All of the material should be reproduced exactly, with pictures left out.

Dataset items
<<<<
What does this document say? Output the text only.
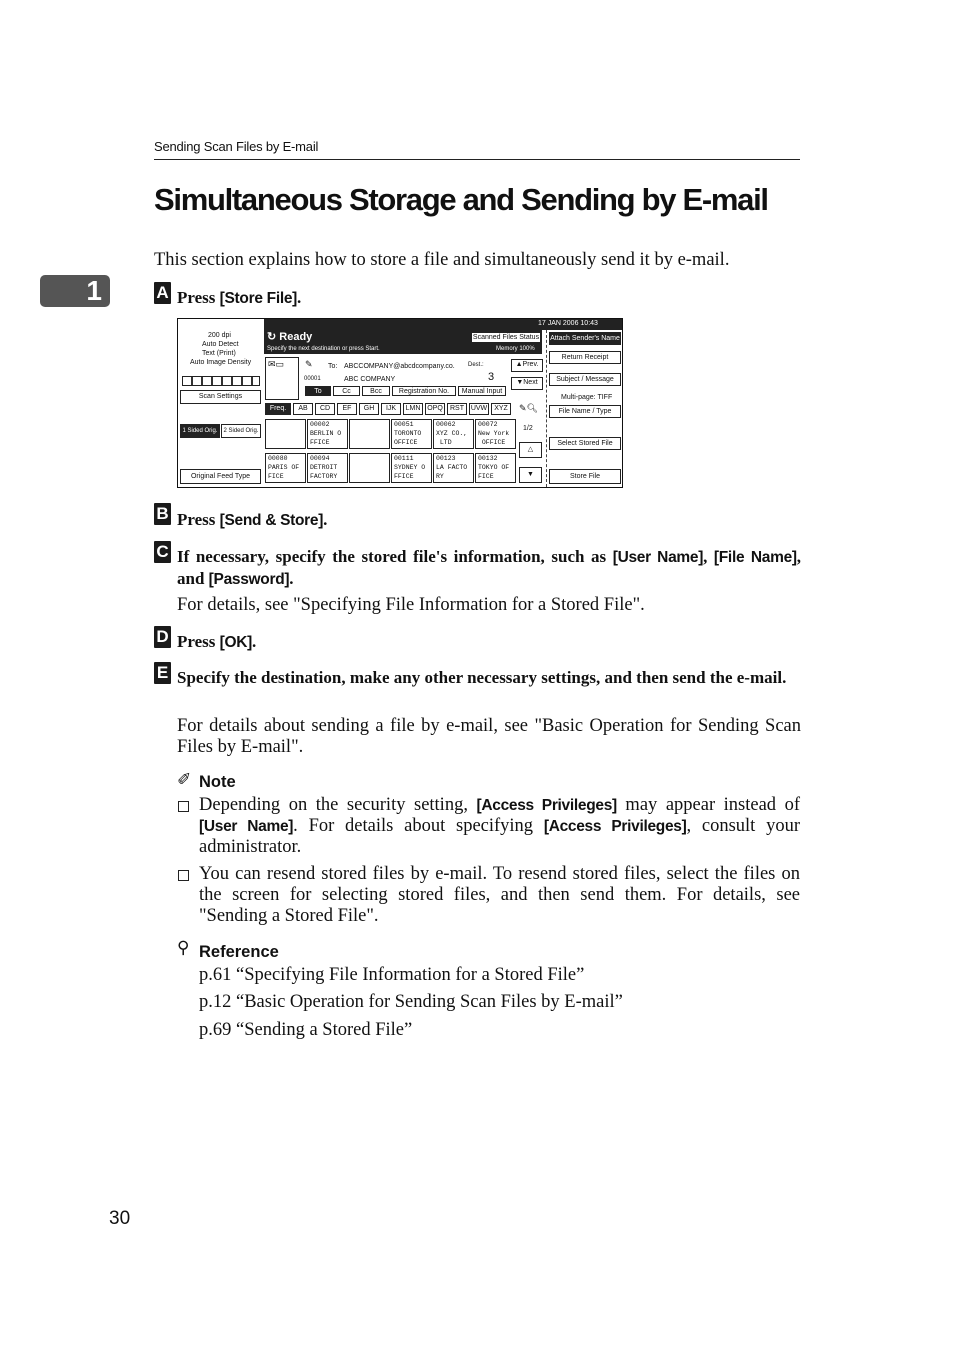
Sending Scan Files by E-mail
1
Simultaneous Storage and Sending by E-mail
This section explains how to store a file and simultaneously send it by e-mail.
A Press [Store File].
17 JAN 2006 10:43
200 dpi
Auto Detect
Text (Print)
Auto Image Density
Scan Settings
1 Sided Orig. 2 Sided Orig.
Original Feed Type
↻ Ready
Specify the next destination or press Start.
Scanned Files Status
Memory 100%
✉▭ ✎ To: ABCCOMPANY@abcdcompany.co.
00001	ABC COMPANY
Dest.:
3
▲Prev.
▼Next
To	Cc	Bcc	Registration No.	Manual Input
Freq.	AB	CD	EF	GH	IJK	LMN OPQ	RST UVW	XYZ	✎🔍︎
00001
ABC COMP
ANY
00002
BERLIN O
FFICE
00003
LONDON O
FFICE
00051
TORONTO
OFFICE
00062
XYZ CO.,
LTD
00072
New York
OFFICE
00080
PARIS OF
FICE
00094
DETROIT
FACTORY
00101
SAN FRAN
CISCO
00111
SYDNEY O
FFICE
00123
LA FACTO
RY
00132
TOKYO OF
FICE
1/2
△
▼
Attach Sender's Name
Return Receipt
Subject / Message
Multi-page: TIFF
File Name / Type
Select Stored File
Store File
B Press [Send & Store].
C If necessary, specify the stored file's information, such as [User Name], [File Name], and [Password].
For details, see "Specifying File Information for a Stored File".
D Press [OK].
E Specify the destination, make any other necessary settings, and then send the e-mail.
For details about sending a file by e-mail, see "Basic Operation for Sending Scan Files by E-mail".
✐ Note
Depending on the security setting, [Access Privileges] may appear instead of [User Name]. For details about specifying [Access Privileges], consult your administrator.
You can resend stored files by e-mail. To resend stored files, select the files on the screen for selecting stored files, and then send them. For details, see "Sending a Stored File".
⚲ Reference
p.61 “Specifying File Information for a Stored File”
p.12 “Basic Operation for Sending Scan Files by E-mail”
p.69 “Sending a Stored File”
30
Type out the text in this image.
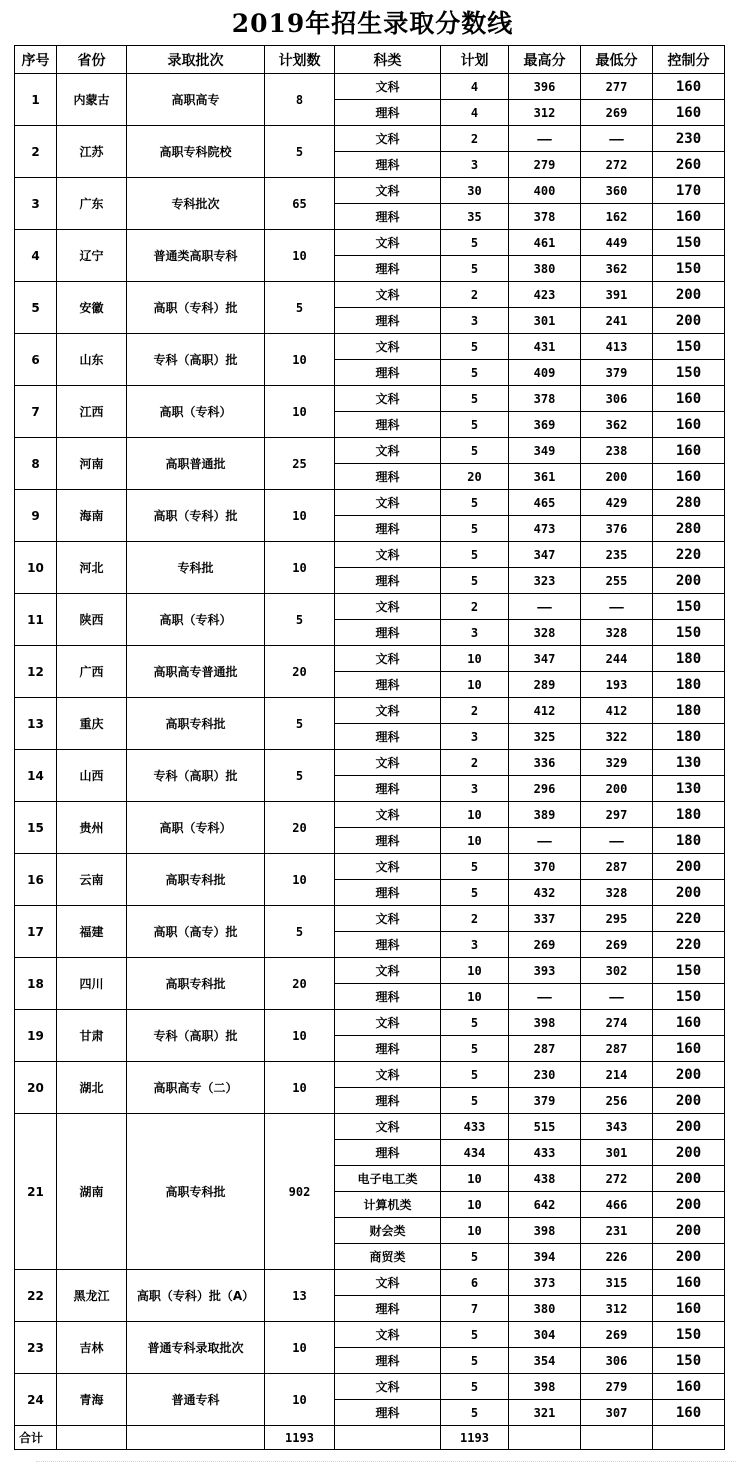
2019年招生录取分数线
序号	省份	录取批次	计划数	科类	计划	最高分	最低分	控制分
1	内蒙古	高职高专	8	文科	4	396	277	160
				理科	4	312	269	160
2	江苏	高职专科院校	5	文科	2	——	——	230
				理科	3	279	272	260
3	广东	专科批次	65	文科	30	400	360	170
				理科	35	378	162	160
4	辽宁	普通类高职专科	10	文科	5	461	449	150
				理科	5	380	362	150
5	安徽	高职（专科）批	5	文科	2	423	391	200
				理科	3	301	241	200
6	山东	专科（高职）批	10	文科	5	431	413	150
				理科	5	409	379	150
7	江西	高职（专科）	10	文科	5	378	306	160
				理科	5	369	362	160
8	河南	高职普通批	25	文科	5	349	238	160
				理科	20	361	200	160
9	海南	高职（专科）批	10	文科	5	465	429	280
				理科	5	473	376	280
10	河北	专科批	10	文科	5	347	235	220
				理科	5	323	255	200
11	陕西	高职（专科）	5	文科	2	——	——	150
				理科	3	328	328	150
12	广西	高职高专普通批	20	文科	10	347	244	180
				理科	10	289	193	180
13	重庆	高职专科批	5	文科	2	412	412	180
				理科	3	325	322	180
14	山西	专科（高职）批	5	文科	2	336	329	130
				理科	3	296	200	130
15	贵州	高职（专科）	20	文科	10	389	297	180
				理科	10	——	——	180
16	云南	高职专科批	10	文科	5	370	287	200
				理科	5	432	328	200
17	福建	高职（高专）批	5	文科	2	337	295	220
				理科	3	269	269	220
18	四川	高职专科批	20	文科	10	393	302	150
				理科	10	——	——	150
19	甘肃	专科（高职）批	10	文科	5	398	274	160
				理科	5	287	287	160
20	湖北	高职高专（二）	10	文科	5	230	214	200
				理科	5	379	256	200
21	湖南	高职专科批	902	文科	433	515	343	200
				理科	434	433	301	200
				电子电工类	10	438	272	200
				计算机类	10	642	466	200
				财会类	10	398	231	200
				商贸类	5	394	226	200
22	黑龙江	高职（专科）批（A）	13	文科	6	373	315	160
				理科	7	380	312	160
23	吉林	普通专科录取批次	10	文科	5	304	269	150
				理科	5	354	306	150
24	青海	普通专科	10	文科	5	398	279	160
				理科	5	321	307	160
合计			1193		1193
>>>>
→ **THE OUTPUT**
What does this document say? Output the text only.
Sending Scan Files by E-mail
1
Simultaneous Storage and Sending by E-mail
This section explains how to store a file and simultaneously send it by e-mail.
A Press [Store File].
17 JAN 2006 10:43
200 dpi
Auto Detect
Text (Print)
Auto Image Density
Scan Settings
1 Sided Orig. 2 Sided Orig.
Original Feed Type
↻ Ready
Specify the next destination or press Start.
Scanned Files Status
Memory 100%
✉▭ ✎ To: ABCCOMPANY@abcdcompany.co.
00001	ABC COMPANY
Dest.:
3
▲Prev.
▼Next
To	Cc	Bcc	Registration No.	Manual Input
Freq.	AB	CD	EF	GH	IJK	LMN OPQ	RST UVW	XYZ	✎🔍︎
00001
ABC COMP
ANY
00002
BERLIN O
FFICE
00003
LONDON O
FFICE
00051
TORONTO
OFFICE
00062
XYZ CO.,
LTD
00072
New York
OFFICE
00080
PARIS OF
FICE
00094
DETROIT
FACTORY
00101
SAN FRAN
CISCO
00111
SYDNEY O
FFICE
00123
LA FACTO
RY
00132
TOKYO OF
FICE
1/2
△
▼
Attach Sender's Name
Return Receipt
Subject / Message
Multi-page: TIFF
File Name / Type
Select Stored File
Store File
B Press [Send & Store].
C If necessary, specify the stored file's information, such as [User Name], [File Name], and [Password].
For details, see "Specifying File Information for a Stored File".
D Press [OK].
E Specify the destination, make any other necessary settings, and then send the e-mail.
For details about sending a file by e-mail, see "Basic Operation for Sending Scan Files by E-mail".
✐ Note
Depending on the security setting, [Access Privileges] may appear instead of [User Name]. For details about specifying [Access Privileges], consult your administrator.
You can resend stored files by e-mail. To resend stored files, select the files on the screen for selecting stored files, and then send them. For details, see "Sending a Stored File".
⚲ Reference
p.61 “Specifying File Information for a Stored File”
p.12 “Basic Operation for Sending Scan Files by E-mail”
p.69 “Sending a Stored File”
30
Type out the text in this image.
2019年招生录取分数线
序号	省份	录取批次	计划数	科类	计划	最高分	最低分	控制分
1	内蒙古	高职高专	8	文科	4	396	277	160
				理科	4	312	269	160
2	江苏	高职专科院校	5	文科	2	——	——	230
				理科	3	279	272	260
3	广东	专科批次	65	文科	30	400	360	170
				理科	35	378	162	160
4	辽宁	普通类高职专科	10	文科	5	461	449	150
				理科	5	380	362	150
5	安徽	高职（专科）批	5	文科	2	423	391	200
				理科	3	301	241	200
6	山东	专科（高职）批	10	文科	5	431	413	150
				理科	5	409	379	150
7	江西	高职（专科）	10	文科	5	378	306	160
				理科	5	369	362	160
8	河南	高职普通批	25	文科	5	349	238	160
				理科	20	361	200	160
9	海南	高职（专科）批	10	文科	5	465	429	280
				理科	5	473	376	280
10	河北	专科批	10	文科	5	347	235	220
				理科	5	323	255	200
11	陕西	高职（专科）	5	文科	2	——	——	150
				理科	3	328	328	150
12	广西	高职高专普通批	20	文科	10	347	244	180
				理科	10	289	193	180
13	重庆	高职专科批	5	文科	2	412	412	180
				理科	3	325	322	180
14	山西	专科（高职）批	5	文科	2	336	329	130
				理科	3	296	200	130
15	贵州	高职（专科）	20	文科	10	389	297	180
				理科	10	——	——	180
16	云南	高职专科批	10	文科	5	370	287	200
				理科	5	432	328	200
17	福建	高职（高专）批	5	文科	2	337	295	220
				理科	3	269	269	220
18	四川	高职专科批	20	文科	10	393	302	150
				理科	10	——	——	150
19	甘肃	专科（高职）批	10	文科	5	398	274	160
				理科	5	287	287	160
20	湖北	高职高专（二）	10	文科	5	230	214	200
				理科	5	379	256	200
21	湖南	高职专科批	902	文科	433	515	343	200
				理科	434	433	301	200
				电子电工类	10	438	272	200
				计算机类	10	642	466	200
				财会类	10	398	231	200
				商贸类	5	394	226	200
22	黑龙江	高职（专科）批（A）	13	文科	6	373	315	160
				理科	7	380	312	160
23	吉林	普通专科录取批次	10	文科	5	304	269	150
				理科	5	354	306	150
24	青海	普通专科	10	文科	5	398	279	160
				理科	5	321	307	160
合计			1193		1193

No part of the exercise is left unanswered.